Saved entries
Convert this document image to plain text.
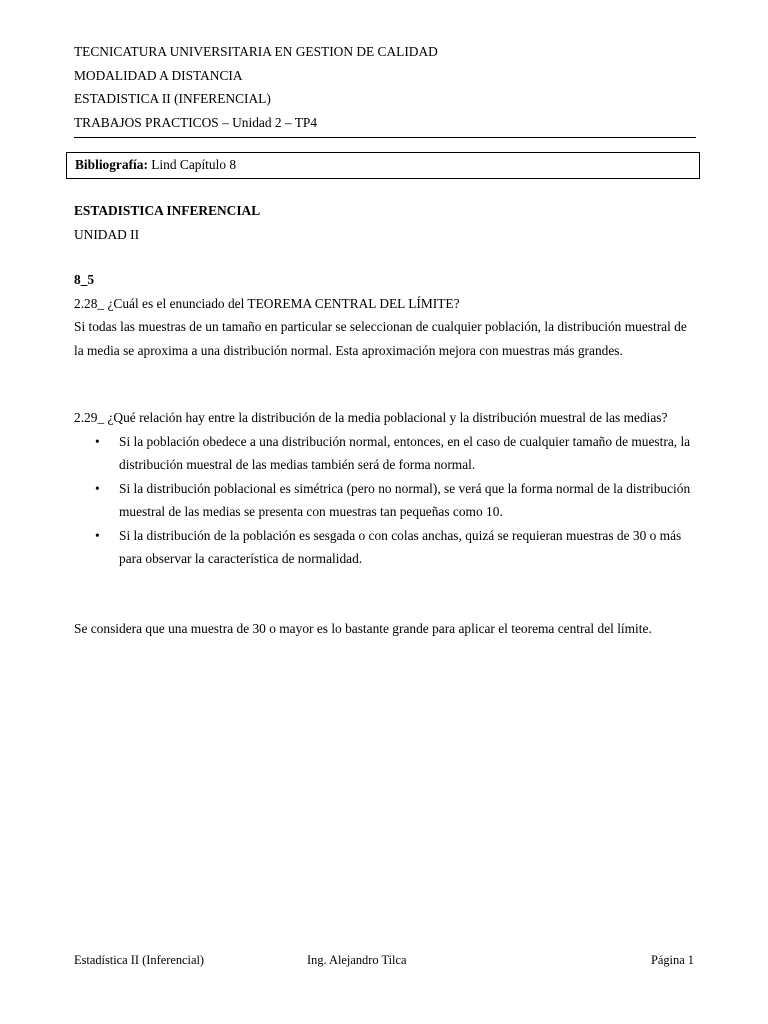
TECNICATURA UNIVERSITARIA EN GESTION DE CALIDAD
MODALIDAD A DISTANCIA
ESTADISTICA II (INFERENCIAL)
TRABAJOS PRACTICOS – Unidad 2 – TP4
Bibliografía: Lind Capítulo 8
ESTADISTICA INFERENCIAL
UNIDAD II
8_5
2.28_ ¿Cuál es el enunciado del TEOREMA CENTRAL DEL LÍMITE?
Si todas las muestras de un tamaño en particular se seleccionan de cualquier población, la distribución muestral de la media se aproxima a una distribución normal. Esta aproximación mejora con muestras más grandes.
2.29_ ¿Qué relación hay entre la distribución de la media poblacional y la distribución muestral de las medias?
• Si la población obedece a una distribución normal, entonces, en el caso de cualquier tamaño de muestra, la distribución muestral de las medias también será de forma normal.
• Si la distribución poblacional es simétrica (pero no normal), se verá que la forma normal de la distribución muestral de las medias se presenta con muestras tan pequeñas como 10.
• Si la distribución de la población es sesgada o con colas anchas, quizá se requieran muestras de 30 o más para observar la característica de normalidad.
Se considera que una muestra de 30 o mayor es lo bastante grande para aplicar el teorema central del límite.
Estadística II (Inferencial)	Ing. Alejandro Tilca	Página 1
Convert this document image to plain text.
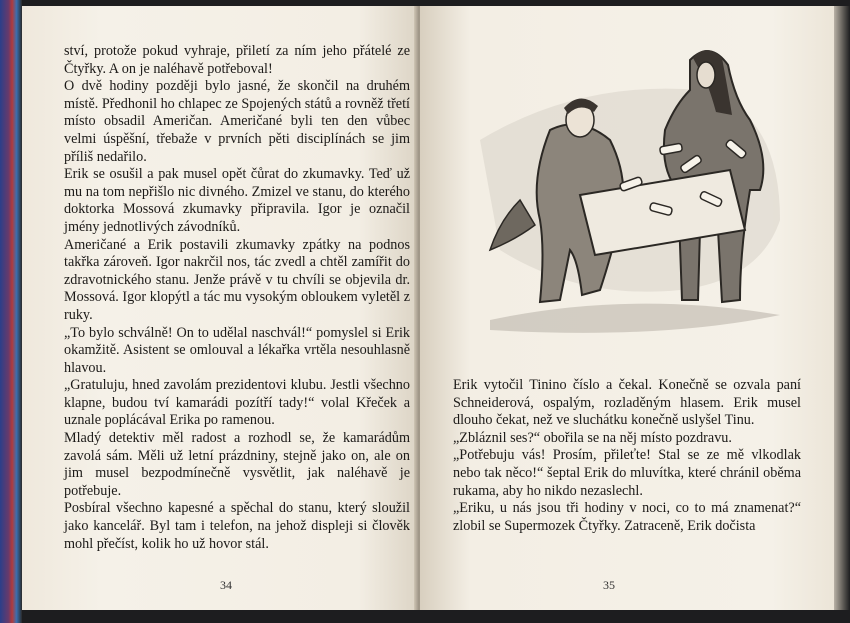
ství, protože pokud vyhraje, přiletí za ním jeho přátelé ze Čtyřky. A on je naléhavě potřeboval!

O dvě hodiny později bylo jasné, že skončil na druhém místě. Předhonil ho chlapec ze Spojených států a rovněž třetí místo obsadil Američan. Američané byli ten den vůbec velmi úspěšní, třebaže v prvních pěti disciplínách se jim příliš nedařilo.

Erik se osušil a pak musel opět čůrat do zkumavky. Teď už mu na tom nepřišlo nic divného. Zmizel ve stanu, do kterého doktorka Mossová zkumavky připravila. Igor je označil jmény jednotlivých závodníků.

Američané a Erik postavili zkumavky zpátky na podnos takřka zároveň. Igor nakrčil nos, tác zvedl a chtěl zamířit do zdravotnického stanu. Jenže právě v tu chvíli se objevila dr. Mossová. Igor klopýtl a tác mu vysokým obloukem vyletěl z ruky.

„To bylo schválně! On to udělal naschvál!“ pomyslel si Erik okamžitě. Asistent se omlouval a lékařka vrtěla nesouhlasně hlavou.

„Gratuluju, hned zavolám prezidentovi klubu. Jestli všechno klapne, budou tví kamarádi pozítří tady!“ volal Křeček a uznale poplácával Erika po ramenou.

Mladý detektiv měl radost a rozhodl se, že kamarádům zavolá sám. Měli už letní prázdniny, stejně jako on, ale on jim musel bezpodmínečně vysvětlit, jak naléhavě je potřebuje.

Posbíral všechno kapesné a spěchal do stanu, který sloužil jako kancelář. Byl tam i telefon, na jehož displeji si člověk mohl přečíst, kolik ho už hovor stál.

34

Erik vytočil Tinino číslo a čekal. Konečně se ozvala paní Schneiderová, ospalým, rozladěným hlasem. Erik musel dlouho čekat, než ve sluchátku konečně uslyšel Tinu.

„Zbláznil ses?“ obořila se na něj místo pozdravu.

„Potřebuju vás! Prosím, přileťte! Stal se ze mě vlkodlak nebo tak něco!“ šeptal Erik do mluvítka, které chránil oběma rukama, aby ho nikdo nezaslechl.

„Eriku, u nás jsou tři hodiny v noci, co to má znamenat?“ zlobil se Supermozek Čtyřky. Zatraceně, Erik dočista

35
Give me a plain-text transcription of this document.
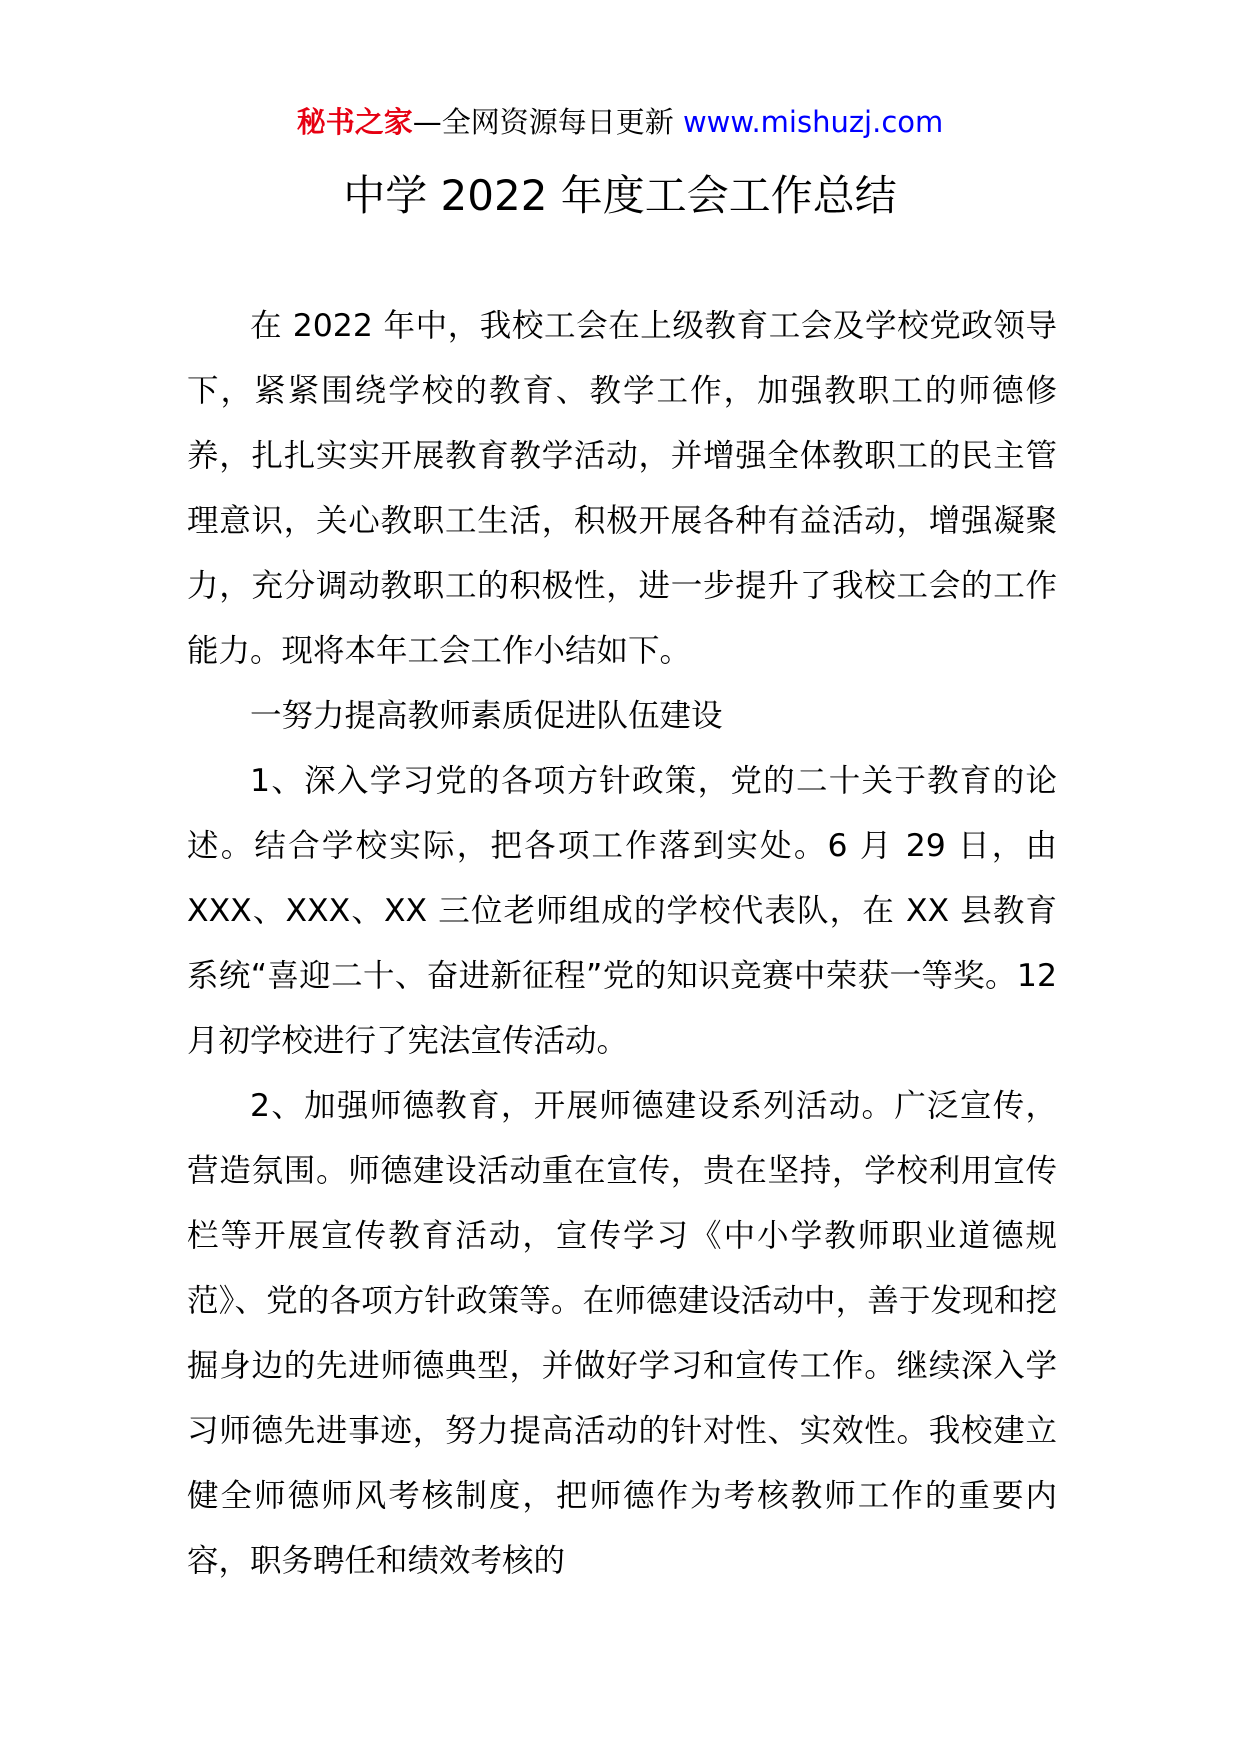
秘书之家—全网资源每日更新 www.mishuzj.com
中学 2022 年度工会工作总结

在 2022 年中，我校工会在上级教育工会及学校党政领导下，紧紧围绕学校的教育、教学工作，加强教职工的师德修养，扎扎实实开展教育教学活动，并增强全体教职工的民主管理意识，关心教职工生活，积极开展各种有益活动，增强凝聚力，充分调动教职工的积极性，进一步提升了我校工会的工作能力。现将本年工会工作小结如下。

一努力提高教师素质促进队伍建设

1、深入学习党的各项方针政策，党的二十关于教育的论述。结合学校实际，把各项工作落到实处。6 月 29 日，由 XXX、XXX、XX 三位老师组成的学校代表队，在 XX 县教育系统“喜迎二十、奋进新征程”党的知识竞赛中荣获一等奖。12 月初学校进行了宪法宣传活动。

2、加强师德教育，开展师德建设系列活动。广泛宣传，营造氛围。师德建设活动重在宣传，贵在坚持，学校利用宣传栏等开展宣传教育活动，宣传学习《中小学教师职业道德规范》、党的各项方针政策等。在师德建设活动中，善于发现和挖掘身边的先进师德典型，并做好学习和宣传工作。继续深入学习师德先进事迹，努力提高活动的针对性、实效性。我校建立健全师德师风考核制度，把师德作为考核教师工作的重要内容，职务聘任和绩效考核的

GOAL OF THE EXERCISE » A faithful copy of the records above is needed, with the pictures left out.

RESPONSE FOR THIS EXERCISE »
Convert this document image to plain text.
TECNICATURA UNIVERSITARIA EN GESTION DE CALIDAD
MODALIDAD A DISTANCIA
ESTADISTICA II (INFERENCIAL)
TRABAJOS PRACTICOS – Unidad 2 – TP4
Bibliografía: Lind Capítulo 8
ESTADISTICA INFERENCIAL
UNIDAD II
8_5
2.28_ ¿Cuál es el enunciado del TEOREMA CENTRAL DEL LÍMITE?
Si todas las muestras de un tamaño en particular se seleccionan de cualquier población, la distribución muestral de la media se aproxima a una distribución normal. Esta aproximación mejora con muestras más grandes.
2.29_ ¿Qué relación hay entre la distribución de la media poblacional y la distribución muestral de las medias?
• Si la población obedece a una distribución normal, entonces, en el caso de cualquier tamaño de muestra, la distribución muestral de las medias también será de forma normal.
• Si la distribución poblacional es simétrica (pero no normal), se verá que la forma normal de la distribución muestral de las medias se presenta con muestras tan pequeñas como 10.
• Si la distribución de la población es sesgada o con colas anchas, quizá se requieran muestras de 30 o más para observar la característica de normalidad.
Se considera que una muestra de 30 o mayor es lo bastante grande para aplicar el teorema central del límite.
Estadística II (Inferencial)	Ing. Alejandro Tilca	Página 1
Convert this document image to plain text.
ství, protože pokud vyhraje, přiletí za ním jeho přátelé ze Čtyřky. A on je naléhavě potřeboval!

O dvě hodiny později bylo jasné, že skončil na druhém místě. Předhonil ho chlapec ze Spojených států a rovněž třetí místo obsadil Američan. Američané byli ten den vůbec velmi úspěšní, třebaže v prvních pěti disciplínách se jim příliš nedařilo.

Erik se osušil a pak musel opět čůrat do zkumavky. Teď už mu na tom nepřišlo nic divného. Zmizel ve stanu, do kterého doktorka Mossová zkumavky připravila. Igor je označil jmény jednotlivých závodníků.

Američané a Erik postavili zkumavky zpátky na podnos takřka zároveň. Igor nakrčil nos, tác zvedl a chtěl zamířit do zdravotnického stanu. Jenže právě v tu chvíli se objevila dr. Mossová. Igor klopýtl a tác mu vysokým obloukem vyletěl z ruky.

„To bylo schválně! On to udělal naschvál!“ pomyslel si Erik okamžitě. Asistent se omlouval a lékařka vrtěla nesouhlasně hlavou.

„Gratuluju, hned zavolám prezidentovi klubu. Jestli všechno klapne, budou tví kamarádi pozítří tady!“ volal Křeček a uznale poplácával Erika po ramenou.

Mladý detektiv měl radost a rozhodl se, že kamarádům zavolá sám. Měli už letní prázdniny, stejně jako on, ale on jim musel bezpodmínečně vysvětlit, jak naléhavě je potřebuje.

Posbíral všechno kapesné a spěchal do stanu, který sloužil jako kancelář. Byl tam i telefon, na jehož displeji si člověk mohl přečíst, kolik ho už hovor stál.

34

Erik vytočil Tinino číslo a čekal. Konečně se ozvala paní Schneiderová, ospalým, rozladěným hlasem. Erik musel dlouho čekat, než ve sluchátku konečně uslyšel Tinu.

„Zbláznil ses?“ obořila se na něj místo pozdravu.

„Potřebuju vás! Prosím, přileťte! Stal se ze mě vlkodlak nebo tak něco!“ šeptal Erik do mluvítka, které chránil oběma rukama, aby ho nikdo nezaslechl.

„Eriku, u nás jsou tři hodiny v noci, co to má znamenat?“ zlobil se Supermozek Čtyřky. Zatraceně, Erik dočista

35
Give me a plain-text transcription of this document.
秘书之家—全网资源每日更新 www.mishuzj.com
中学 2022 年度工会工作总结

在 2022 年中，我校工会在上级教育工会及学校党政领导下，紧紧围绕学校的教育、教学工作，加强教职工的师德修养，扎扎实实开展教育教学活动，并增强全体教职工的民主管理意识，关心教职工生活，积极开展各种有益活动，增强凝聚力，充分调动教职工的积极性，进一步提升了我校工会的工作能力。现将本年工会工作小结如下。

一努力提高教师素质促进队伍建设

1、深入学习党的各项方针政策，党的二十关于教育的论述。结合学校实际，把各项工作落到实处。6 月 29 日，由 XXX、XXX、XX 三位老师组成的学校代表队，在 XX 县教育系统“喜迎二十、奋进新征程”党的知识竞赛中荣获一等奖。12 月初学校进行了宪法宣传活动。

2、加强师德教育，开展师德建设系列活动。广泛宣传，营造氛围。师德建设活动重在宣传，贵在坚持，学校利用宣传栏等开展宣传教育活动，宣传学习《中小学教师职业道德规范》、党的各项方针政策等。在师德建设活动中，善于发现和挖掘身边的先进师德典型，并做好学习和宣传工作。继续深入学习师德先进事迹，努力提高活动的针对性、实效性。我校建立健全师德师风考核制度，把师德作为考核教师工作的重要内容，职务聘任和绩效考核的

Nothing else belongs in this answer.